INSTRUCTION — What is the count of lines in the listing below that hold the string "emojis"? Reply with that number alone.

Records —
════
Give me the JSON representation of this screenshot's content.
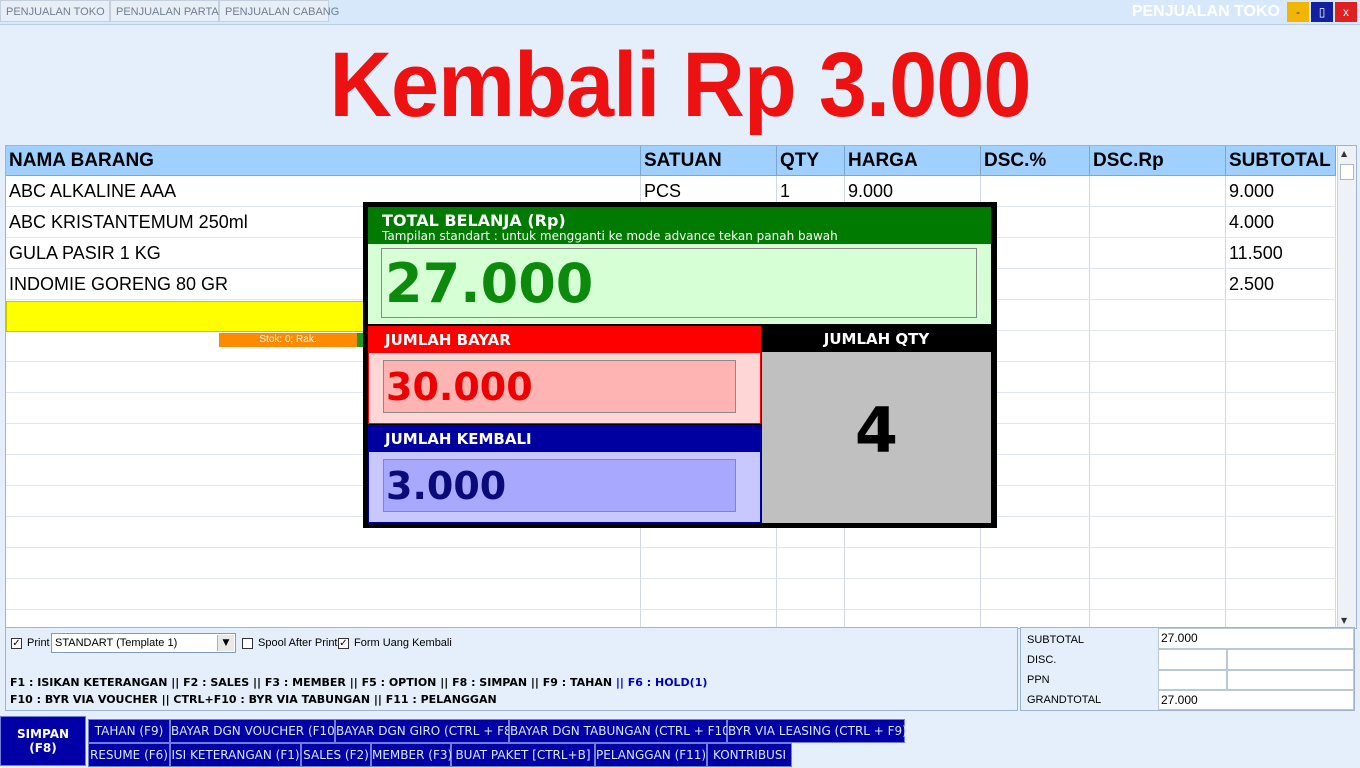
{
  "tabs": [
    "PENJUALAN TOKO",
    "PENJUALAN PARTAI",
    "PENJUALAN CABANG"
  ],
  "window": {
    "title": "PENJUALAN TOKO",
    "minimize": "-",
    "maximize": "▯",
    "close": "x"
  },
  "banner": "Kembali Rp 3.000",
  "table": {
    "headers": [
      "NAMA BARANG",
      "SATUAN",
      "QTY",
      "HARGA",
      "DSC.%",
      "DSC.Rp",
      "SUBTOTAL"
    ],
    "rows": [
      [
        "ABC ALKALINE AAA",
        "PCS",
        "1",
        "9.000",
        "",
        "",
        "9.000"
      ],
      [
        "ABC KRISTANTEMUM 250ml",
        "",
        "",
        "",
        "",
        "",
        "4.000"
      ],
      [
        "GULA PASIR 1 KG",
        "",
        "",
        "",
        "",
        "",
        "11.500"
      ],
      [
        "INDOMIE GORENG 80 GR",
        "",
        "",
        "",
        "",
        "",
        "2.500"
      ]
    ],
    "stock_info": "Stok: 0; Rak:"
  },
  "popup": {
    "total_label": "TOTAL BELANJA (Rp)",
    "total_hint": "Tampilan standart : untuk mengganti ke mode advance tekan panah bawah",
    "total_value": "27.000",
    "bayar_label": "JUMLAH BAYAR",
    "bayar_value": "30.000",
    "kembali_label": "JUMLAH KEMBALI",
    "kembali_value": "3.000",
    "qty_label": "JUMLAH QTY",
    "qty_value": "4"
  },
  "options": {
    "print_label": "Print",
    "print_checked": true,
    "template_value": "STANDART (Template 1)",
    "spool_label": "Spool After Print",
    "spool_checked": false,
    "form_label": "Form Uang Kembali",
    "form_checked": true
  },
  "shortcuts": {
    "line1": "F1 : ISIKAN KETERANGAN || F2 : SALES || F3 : MEMBER || F5 : OPTION  || F8 : SIMPAN || F9 : TAHAN ",
    "line1_hold": "|| F6 : HOLD(1)",
    "line2": "F10 : BYR VIA VOUCHER || CTRL+F10 : BYR VIA TABUNGAN  || F11 : PELANGGAN"
  },
  "totals": {
    "subtotal_label": "SUBTOTAL",
    "subtotal_value": "27.000",
    "disc_label": "DISC.",
    "ppn_label": "PPN",
    "grandtotal_label": "GRANDTOTAL",
    "grandtotal_value": "27.000"
  },
  "buttons": {
    "simpan": "SIMPAN\n(F8)",
    "row1": [
      "TAHAN (F9)",
      "BAYAR DGN VOUCHER (F10)",
      "BAYAR DGN GIRO (CTRL + F8)",
      "BAYAR DGN TABUNGAN (CTRL + F10)",
      "BYR VIA LEASING (CTRL + F9)"
    ],
    "row2": [
      "RESUME (F6)",
      "ISI KETERANGAN (F1)",
      "SALES (F2)",
      "MEMBER (F3)",
      "BUAT PAKET [CTRL+B]",
      "PELANGGAN (F11)",
      "KONTRIBUSI"
    ]
  },
  "colors": {
    "banner": "#ee1111",
    "header": "#9fd0ff",
    "selected_row": "#ffff00",
    "total_green": "#007a00",
    "bayar_red": "#ff0000",
    "kembali_blue": "#0000a0",
    "button_blue": "#0000a6"
  }
}
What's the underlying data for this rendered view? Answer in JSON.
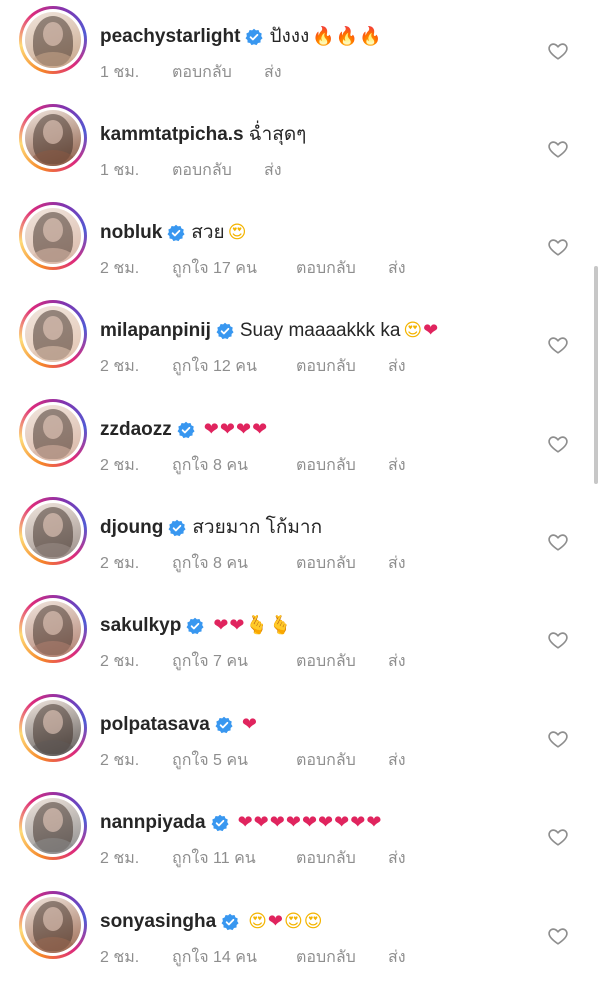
{
  "time_unit": "ชม.",
  "likes_prefix": "ถูกใจ",
  "likes_suffix": "คน",
  "reply_label": "ตอบกลับ",
  "send_label": "ส่ง",
  "colors": {
    "verified_blue": "#3897f0",
    "username_text": "#262626",
    "meta_text": "#8e8e8e",
    "heart_red": "#e0245e",
    "story_ring": "#dd2a7b"
  },
  "comments": [
    {
      "username": "peachystarlight",
      "verified": true,
      "text": "ปังงง",
      "emojis": "🔥🔥🔥",
      "time": "1 ชม.",
      "likes": "",
      "reply": "ตอบกลับ",
      "send": "ส่ง",
      "avatar_color": "#c8a68a"
    },
    {
      "username": "kammtatpicha.s",
      "verified": false,
      "text": "ฉ่ำสุดๆ",
      "emojis": "",
      "time": "1 ชม.",
      "likes": "",
      "reply": "ตอบกลับ",
      "send": "ส่ง",
      "avatar_color": "#8a5a44"
    },
    {
      "username": "nobluk",
      "verified": true,
      "text": "สวย",
      "emojis": "😍",
      "time": "2 ชม.",
      "likes": "ถูกใจ 17 คน",
      "reply": "ตอบกลับ",
      "send": "ส่ง",
      "avatar_color": "#d9b8a8"
    },
    {
      "username": "milapanpinij",
      "verified": true,
      "text": "Suay maaaakkk ka",
      "emojis": "😍❤",
      "time": "2 ชม.",
      "likes": "ถูกใจ 12 คน",
      "reply": "ตอบกลับ",
      "send": "ส่ง",
      "avatar_color": "#e2c4b0"
    },
    {
      "username": "zzdaozz",
      "verified": true,
      "text": "",
      "emojis": "❤❤❤❤",
      "time": "2 ชม.",
      "likes": "ถูกใจ 8 คน",
      "reply": "ตอบกลับ",
      "send": "ส่ง",
      "avatar_color": "#d8b5a4"
    },
    {
      "username": "djoung",
      "verified": true,
      "text": "สวยมาก โก้มาก",
      "emojis": "",
      "time": "2 ชม.",
      "likes": "ถูกใจ 8 คน",
      "reply": "ตอบกลับ",
      "send": "ส่ง",
      "avatar_color": "#9a8e88"
    },
    {
      "username": "sakulkyp",
      "verified": true,
      "text": "",
      "emojis": "❤❤🫰🫰",
      "time": "2 ชม.",
      "likes": "ถูกใจ 7 คน",
      "reply": "ตอบกลับ",
      "send": "ส่ง",
      "avatar_color": "#b08070"
    },
    {
      "username": "polpatasava",
      "verified": true,
      "text": "",
      "emojis": "❤",
      "time": "2 ชม.",
      "likes": "ถูกใจ 5 คน",
      "reply": "ตอบกลับ",
      "send": "ส่ง",
      "avatar_color": "#5e5a58"
    },
    {
      "username": "nannpiyada",
      "verified": true,
      "text": "",
      "emojis": "❤❤❤❤❤❤❤❤❤",
      "time": "2 ชม.",
      "likes": "ถูกใจ 11 คน",
      "reply": "ตอบกลับ",
      "send": "ส่ง",
      "avatar_color": "#8c8c8c"
    },
    {
      "username": "sonyasingha",
      "verified": true,
      "text": "",
      "emojis": "😍❤😍😍",
      "time": "2 ชม.",
      "likes": "ถูกใจ 14 คน",
      "reply": "ตอบกลับ",
      "send": "ส่ง",
      "avatar_color": "#9c6a52"
    }
  ]
}
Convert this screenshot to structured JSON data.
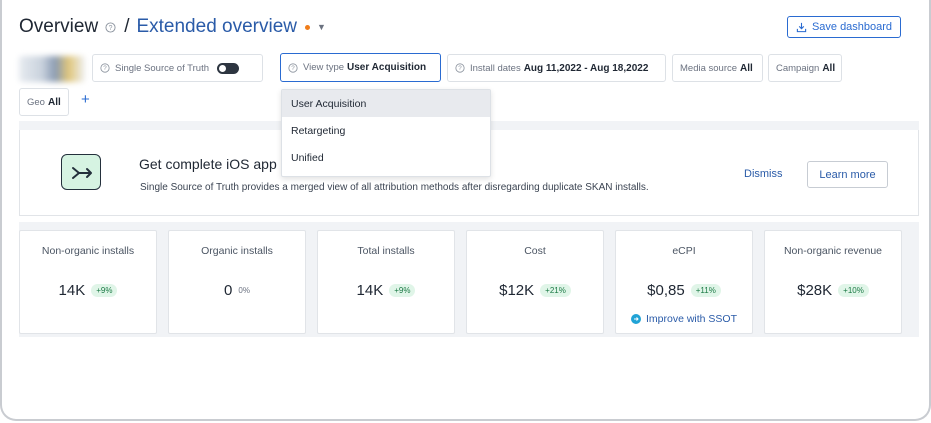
{
  "header": {
    "title": "Overview",
    "separator": "/",
    "subtitle": "Extended overview",
    "save_label": "Save dashboard",
    "accent": "#2a5ba8",
    "dot_color": "#f07d1a"
  },
  "filters": {
    "ssot": {
      "label": "Single Source of Truth"
    },
    "view_type": {
      "label": "View type",
      "value": "User Acquisition"
    },
    "install_dates": {
      "label": "Install dates",
      "value": "Aug 11,2022 - Aug 18,2022"
    },
    "media_source": {
      "label": "Media source",
      "value": "All"
    },
    "campaign": {
      "label": "Campaign",
      "value": "All"
    },
    "geo": {
      "label": "Geo",
      "value": "All"
    },
    "add_label": "+"
  },
  "dropdown": {
    "options": [
      "User Acquisition",
      "Retargeting",
      "Unified"
    ],
    "selected": "User Acquisition"
  },
  "banner": {
    "title": "Get complete iOS app p",
    "text": "Single Source of Truth provides a merged view of all attribution methods after disregarding duplicate SKAN installs.",
    "dismiss_label": "Dismiss",
    "learn_more_label": "Learn more",
    "icon": "merge-arrow-icon"
  },
  "metrics": [
    {
      "label": "Non-organic installs",
      "value": "14K",
      "change": "+9%"
    },
    {
      "label": "Organic installs",
      "value": "0",
      "change": "0%"
    },
    {
      "label": "Total installs",
      "value": "14K",
      "change": "+9%"
    },
    {
      "label": "Cost",
      "value": "$12K",
      "change": "+21%"
    },
    {
      "label": "eCPI",
      "value": "$0,85",
      "change": "+11%",
      "link": "Improve with SSOT"
    },
    {
      "label": "Non-organic revenue",
      "value": "$28K",
      "change": "+10%"
    }
  ]
}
════
OUTPUT FOR THIS EXERCISE — 10